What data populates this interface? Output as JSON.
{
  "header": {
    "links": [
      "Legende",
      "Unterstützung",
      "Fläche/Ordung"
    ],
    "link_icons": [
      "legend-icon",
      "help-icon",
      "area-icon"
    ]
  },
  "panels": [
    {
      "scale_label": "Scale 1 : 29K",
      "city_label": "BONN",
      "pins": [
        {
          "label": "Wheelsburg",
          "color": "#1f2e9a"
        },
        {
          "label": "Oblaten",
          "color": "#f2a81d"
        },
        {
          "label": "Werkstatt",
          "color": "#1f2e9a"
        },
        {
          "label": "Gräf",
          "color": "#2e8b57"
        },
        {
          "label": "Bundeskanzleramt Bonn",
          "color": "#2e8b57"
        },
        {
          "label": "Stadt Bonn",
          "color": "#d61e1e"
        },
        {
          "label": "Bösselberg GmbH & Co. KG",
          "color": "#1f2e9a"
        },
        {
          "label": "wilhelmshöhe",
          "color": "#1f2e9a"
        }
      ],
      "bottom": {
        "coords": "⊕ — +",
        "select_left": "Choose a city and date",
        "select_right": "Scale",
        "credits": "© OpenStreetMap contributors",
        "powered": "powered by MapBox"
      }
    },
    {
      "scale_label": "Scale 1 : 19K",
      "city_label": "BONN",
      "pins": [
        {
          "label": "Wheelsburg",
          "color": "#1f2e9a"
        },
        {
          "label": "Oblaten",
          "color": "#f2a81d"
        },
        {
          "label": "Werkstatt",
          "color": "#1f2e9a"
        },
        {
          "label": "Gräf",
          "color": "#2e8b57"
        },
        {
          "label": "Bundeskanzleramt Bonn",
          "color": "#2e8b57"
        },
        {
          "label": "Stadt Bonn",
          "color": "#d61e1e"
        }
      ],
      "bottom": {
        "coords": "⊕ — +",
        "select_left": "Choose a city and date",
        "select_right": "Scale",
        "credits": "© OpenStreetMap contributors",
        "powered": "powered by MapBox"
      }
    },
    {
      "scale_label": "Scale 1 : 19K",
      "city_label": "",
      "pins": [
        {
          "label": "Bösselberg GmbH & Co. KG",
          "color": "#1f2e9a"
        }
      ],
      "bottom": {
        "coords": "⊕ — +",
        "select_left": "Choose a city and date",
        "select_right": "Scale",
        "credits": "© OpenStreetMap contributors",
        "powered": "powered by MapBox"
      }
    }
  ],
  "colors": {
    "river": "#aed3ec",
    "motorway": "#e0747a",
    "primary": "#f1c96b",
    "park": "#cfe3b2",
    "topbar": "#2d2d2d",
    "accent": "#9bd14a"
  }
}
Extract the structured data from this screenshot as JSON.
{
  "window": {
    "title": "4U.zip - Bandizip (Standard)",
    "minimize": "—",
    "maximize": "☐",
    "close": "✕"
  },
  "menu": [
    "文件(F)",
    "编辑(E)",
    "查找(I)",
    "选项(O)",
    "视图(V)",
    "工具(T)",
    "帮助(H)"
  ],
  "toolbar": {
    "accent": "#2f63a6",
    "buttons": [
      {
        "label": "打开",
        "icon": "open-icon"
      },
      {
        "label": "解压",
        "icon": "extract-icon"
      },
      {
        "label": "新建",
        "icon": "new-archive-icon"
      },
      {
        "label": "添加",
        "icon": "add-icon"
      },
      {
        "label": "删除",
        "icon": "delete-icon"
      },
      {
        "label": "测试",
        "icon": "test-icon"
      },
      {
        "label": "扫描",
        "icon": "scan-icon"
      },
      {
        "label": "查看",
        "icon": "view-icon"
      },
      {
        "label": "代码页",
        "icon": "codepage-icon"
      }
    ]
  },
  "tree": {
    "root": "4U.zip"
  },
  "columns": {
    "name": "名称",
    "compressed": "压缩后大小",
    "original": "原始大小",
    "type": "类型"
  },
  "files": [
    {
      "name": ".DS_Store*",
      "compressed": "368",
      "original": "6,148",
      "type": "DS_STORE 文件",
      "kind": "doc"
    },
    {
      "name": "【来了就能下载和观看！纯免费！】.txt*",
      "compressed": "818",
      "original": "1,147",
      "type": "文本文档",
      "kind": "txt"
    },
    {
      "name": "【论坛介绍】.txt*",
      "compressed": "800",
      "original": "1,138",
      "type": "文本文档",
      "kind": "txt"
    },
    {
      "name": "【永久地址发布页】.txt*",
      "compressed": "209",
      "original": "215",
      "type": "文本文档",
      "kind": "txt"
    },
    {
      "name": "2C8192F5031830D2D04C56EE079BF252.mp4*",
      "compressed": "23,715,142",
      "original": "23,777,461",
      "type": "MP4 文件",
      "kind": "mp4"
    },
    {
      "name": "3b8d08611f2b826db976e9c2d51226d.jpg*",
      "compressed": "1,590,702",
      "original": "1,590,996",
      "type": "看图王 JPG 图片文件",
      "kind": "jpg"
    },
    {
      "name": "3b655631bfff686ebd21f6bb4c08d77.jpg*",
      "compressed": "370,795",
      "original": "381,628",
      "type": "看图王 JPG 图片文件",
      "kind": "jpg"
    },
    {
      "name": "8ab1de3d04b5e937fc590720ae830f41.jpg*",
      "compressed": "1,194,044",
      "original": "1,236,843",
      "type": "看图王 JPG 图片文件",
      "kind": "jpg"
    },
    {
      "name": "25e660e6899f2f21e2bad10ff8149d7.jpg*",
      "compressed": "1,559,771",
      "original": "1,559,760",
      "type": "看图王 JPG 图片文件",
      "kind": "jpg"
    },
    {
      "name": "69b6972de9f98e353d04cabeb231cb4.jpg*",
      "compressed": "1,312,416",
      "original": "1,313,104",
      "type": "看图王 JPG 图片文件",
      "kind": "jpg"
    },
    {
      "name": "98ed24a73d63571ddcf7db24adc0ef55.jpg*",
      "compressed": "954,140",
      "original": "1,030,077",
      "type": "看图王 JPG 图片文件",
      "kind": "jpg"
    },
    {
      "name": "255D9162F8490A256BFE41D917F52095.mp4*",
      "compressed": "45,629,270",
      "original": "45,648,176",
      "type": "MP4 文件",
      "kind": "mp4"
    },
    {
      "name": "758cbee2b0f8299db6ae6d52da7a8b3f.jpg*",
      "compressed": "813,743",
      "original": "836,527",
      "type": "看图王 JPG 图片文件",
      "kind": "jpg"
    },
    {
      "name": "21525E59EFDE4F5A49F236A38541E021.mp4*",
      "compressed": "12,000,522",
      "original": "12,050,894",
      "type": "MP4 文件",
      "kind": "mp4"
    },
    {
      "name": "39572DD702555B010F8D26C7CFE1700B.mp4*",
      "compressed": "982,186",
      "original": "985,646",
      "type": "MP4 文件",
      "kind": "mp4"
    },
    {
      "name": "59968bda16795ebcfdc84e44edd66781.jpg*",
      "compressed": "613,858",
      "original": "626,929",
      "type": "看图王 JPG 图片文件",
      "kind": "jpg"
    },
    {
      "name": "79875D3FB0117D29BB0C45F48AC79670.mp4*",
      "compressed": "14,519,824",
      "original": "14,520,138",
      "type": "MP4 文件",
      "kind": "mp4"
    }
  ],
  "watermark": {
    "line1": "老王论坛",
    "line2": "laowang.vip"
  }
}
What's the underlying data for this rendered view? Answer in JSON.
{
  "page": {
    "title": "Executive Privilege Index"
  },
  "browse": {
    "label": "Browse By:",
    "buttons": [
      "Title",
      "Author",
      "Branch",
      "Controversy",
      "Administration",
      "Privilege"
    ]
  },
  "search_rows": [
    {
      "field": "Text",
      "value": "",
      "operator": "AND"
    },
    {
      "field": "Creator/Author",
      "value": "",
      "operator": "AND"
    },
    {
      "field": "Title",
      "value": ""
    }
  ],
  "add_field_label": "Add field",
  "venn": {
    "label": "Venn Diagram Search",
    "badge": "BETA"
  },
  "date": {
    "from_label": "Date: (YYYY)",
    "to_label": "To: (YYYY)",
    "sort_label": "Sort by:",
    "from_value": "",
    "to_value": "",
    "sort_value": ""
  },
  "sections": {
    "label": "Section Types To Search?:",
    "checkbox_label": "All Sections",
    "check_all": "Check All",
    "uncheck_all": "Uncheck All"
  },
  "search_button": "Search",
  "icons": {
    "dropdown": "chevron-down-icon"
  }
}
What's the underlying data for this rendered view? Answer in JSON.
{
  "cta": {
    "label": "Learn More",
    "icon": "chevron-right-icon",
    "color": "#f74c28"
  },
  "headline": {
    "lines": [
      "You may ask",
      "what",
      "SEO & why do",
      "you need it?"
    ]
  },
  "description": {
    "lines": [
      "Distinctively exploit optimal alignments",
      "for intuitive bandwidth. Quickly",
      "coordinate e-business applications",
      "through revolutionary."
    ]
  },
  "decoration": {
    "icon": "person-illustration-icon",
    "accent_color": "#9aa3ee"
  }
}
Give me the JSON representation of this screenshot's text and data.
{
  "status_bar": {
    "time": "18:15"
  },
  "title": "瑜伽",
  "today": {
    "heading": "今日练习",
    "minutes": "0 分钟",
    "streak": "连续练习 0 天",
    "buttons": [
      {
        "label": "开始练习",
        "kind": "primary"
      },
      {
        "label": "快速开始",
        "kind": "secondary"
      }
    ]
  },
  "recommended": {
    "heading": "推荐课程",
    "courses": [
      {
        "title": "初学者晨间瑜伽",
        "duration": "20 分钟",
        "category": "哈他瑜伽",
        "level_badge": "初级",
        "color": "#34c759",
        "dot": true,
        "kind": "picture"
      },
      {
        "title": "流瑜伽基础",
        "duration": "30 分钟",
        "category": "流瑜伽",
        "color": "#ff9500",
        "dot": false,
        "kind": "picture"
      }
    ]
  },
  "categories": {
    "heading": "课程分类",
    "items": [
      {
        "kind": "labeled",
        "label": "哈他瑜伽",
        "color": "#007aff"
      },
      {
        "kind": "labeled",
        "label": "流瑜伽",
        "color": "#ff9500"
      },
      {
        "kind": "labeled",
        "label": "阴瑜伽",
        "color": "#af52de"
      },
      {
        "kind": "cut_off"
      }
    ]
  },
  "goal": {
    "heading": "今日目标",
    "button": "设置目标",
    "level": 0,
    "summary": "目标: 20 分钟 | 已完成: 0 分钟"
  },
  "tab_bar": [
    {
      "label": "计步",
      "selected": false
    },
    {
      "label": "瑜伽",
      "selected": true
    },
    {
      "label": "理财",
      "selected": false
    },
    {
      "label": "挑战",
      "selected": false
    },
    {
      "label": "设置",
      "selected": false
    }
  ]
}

= = = =

_The exercise_
Report how many lines in the listing above include the word "field". Give nothing but the number.

_Problem solution_
4